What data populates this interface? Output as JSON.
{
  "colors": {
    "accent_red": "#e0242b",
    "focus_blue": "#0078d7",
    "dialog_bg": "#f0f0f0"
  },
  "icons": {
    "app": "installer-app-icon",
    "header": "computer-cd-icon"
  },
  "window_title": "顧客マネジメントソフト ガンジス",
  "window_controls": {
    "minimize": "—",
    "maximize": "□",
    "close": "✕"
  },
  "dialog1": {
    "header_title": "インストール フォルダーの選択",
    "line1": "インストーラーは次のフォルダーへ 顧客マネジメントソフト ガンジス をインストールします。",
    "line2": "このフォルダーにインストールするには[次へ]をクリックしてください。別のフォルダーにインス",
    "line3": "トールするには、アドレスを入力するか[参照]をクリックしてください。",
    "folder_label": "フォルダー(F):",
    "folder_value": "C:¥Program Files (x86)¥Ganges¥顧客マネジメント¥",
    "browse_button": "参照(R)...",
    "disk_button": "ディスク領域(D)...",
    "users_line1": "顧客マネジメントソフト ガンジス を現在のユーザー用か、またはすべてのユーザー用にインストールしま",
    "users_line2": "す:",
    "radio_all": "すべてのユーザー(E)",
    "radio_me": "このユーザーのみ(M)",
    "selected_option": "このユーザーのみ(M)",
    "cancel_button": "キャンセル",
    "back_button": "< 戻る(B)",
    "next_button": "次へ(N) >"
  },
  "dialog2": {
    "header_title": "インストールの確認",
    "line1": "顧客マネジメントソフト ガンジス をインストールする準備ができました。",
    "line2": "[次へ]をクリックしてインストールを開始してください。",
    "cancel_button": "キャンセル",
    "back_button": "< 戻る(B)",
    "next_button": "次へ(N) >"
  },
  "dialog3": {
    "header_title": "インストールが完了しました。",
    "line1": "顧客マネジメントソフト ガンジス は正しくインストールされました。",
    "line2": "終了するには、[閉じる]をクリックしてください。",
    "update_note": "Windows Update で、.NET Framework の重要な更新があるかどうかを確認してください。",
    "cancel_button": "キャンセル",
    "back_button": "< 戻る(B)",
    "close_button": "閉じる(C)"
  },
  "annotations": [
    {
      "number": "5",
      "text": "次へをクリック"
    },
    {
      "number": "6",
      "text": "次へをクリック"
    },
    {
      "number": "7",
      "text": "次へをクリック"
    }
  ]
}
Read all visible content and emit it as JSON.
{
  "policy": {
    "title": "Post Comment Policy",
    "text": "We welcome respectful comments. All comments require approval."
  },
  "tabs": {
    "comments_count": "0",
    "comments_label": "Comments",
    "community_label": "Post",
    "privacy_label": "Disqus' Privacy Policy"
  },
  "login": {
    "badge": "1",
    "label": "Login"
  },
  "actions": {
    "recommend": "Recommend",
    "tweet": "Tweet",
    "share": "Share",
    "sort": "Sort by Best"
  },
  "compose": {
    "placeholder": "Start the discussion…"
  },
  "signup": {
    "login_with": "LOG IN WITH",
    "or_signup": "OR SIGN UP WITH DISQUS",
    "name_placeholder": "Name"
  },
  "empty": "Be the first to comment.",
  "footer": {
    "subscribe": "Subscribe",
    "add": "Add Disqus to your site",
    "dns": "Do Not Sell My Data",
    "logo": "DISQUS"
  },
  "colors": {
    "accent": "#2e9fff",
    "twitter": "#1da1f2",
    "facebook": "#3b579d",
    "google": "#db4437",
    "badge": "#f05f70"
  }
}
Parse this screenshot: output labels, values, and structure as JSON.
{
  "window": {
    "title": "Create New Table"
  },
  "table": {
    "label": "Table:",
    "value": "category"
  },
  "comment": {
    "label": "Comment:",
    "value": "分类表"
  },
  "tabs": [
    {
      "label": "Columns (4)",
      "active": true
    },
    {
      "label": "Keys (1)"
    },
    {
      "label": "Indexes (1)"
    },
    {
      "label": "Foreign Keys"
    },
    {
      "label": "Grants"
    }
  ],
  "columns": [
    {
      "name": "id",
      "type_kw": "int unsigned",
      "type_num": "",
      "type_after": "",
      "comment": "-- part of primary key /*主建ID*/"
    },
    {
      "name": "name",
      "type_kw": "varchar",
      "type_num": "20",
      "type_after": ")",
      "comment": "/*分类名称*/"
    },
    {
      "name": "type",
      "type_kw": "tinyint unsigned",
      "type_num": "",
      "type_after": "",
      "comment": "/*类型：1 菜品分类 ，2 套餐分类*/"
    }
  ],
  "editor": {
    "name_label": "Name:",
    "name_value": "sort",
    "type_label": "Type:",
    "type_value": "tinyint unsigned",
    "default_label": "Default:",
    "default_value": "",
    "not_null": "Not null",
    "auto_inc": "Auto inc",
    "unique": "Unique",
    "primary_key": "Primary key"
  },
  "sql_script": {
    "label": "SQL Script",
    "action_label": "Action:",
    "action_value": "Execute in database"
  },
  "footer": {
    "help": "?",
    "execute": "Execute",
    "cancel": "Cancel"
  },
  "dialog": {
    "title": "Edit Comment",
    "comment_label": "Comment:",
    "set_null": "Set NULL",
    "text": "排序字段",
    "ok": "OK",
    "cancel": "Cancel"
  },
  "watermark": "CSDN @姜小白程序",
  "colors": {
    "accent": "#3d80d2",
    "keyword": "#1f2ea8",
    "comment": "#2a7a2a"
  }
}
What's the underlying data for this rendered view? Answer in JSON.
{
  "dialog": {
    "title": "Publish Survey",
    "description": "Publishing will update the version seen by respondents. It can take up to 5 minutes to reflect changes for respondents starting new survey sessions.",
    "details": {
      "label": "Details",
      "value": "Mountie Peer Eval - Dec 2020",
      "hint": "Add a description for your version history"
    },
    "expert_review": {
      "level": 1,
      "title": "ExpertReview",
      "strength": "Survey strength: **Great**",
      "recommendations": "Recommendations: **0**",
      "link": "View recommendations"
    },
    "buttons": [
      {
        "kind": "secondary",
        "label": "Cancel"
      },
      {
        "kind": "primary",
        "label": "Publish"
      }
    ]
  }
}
========================
__Short task__. Copy out every line where the word "version" occurs.

__Full output__.
    "description": "Publishing will update the version seen by respondents. It can take up to 5 minutes to reflect changes for respondents starting new survey sessions.",
      "hint": "Add a description for your version history"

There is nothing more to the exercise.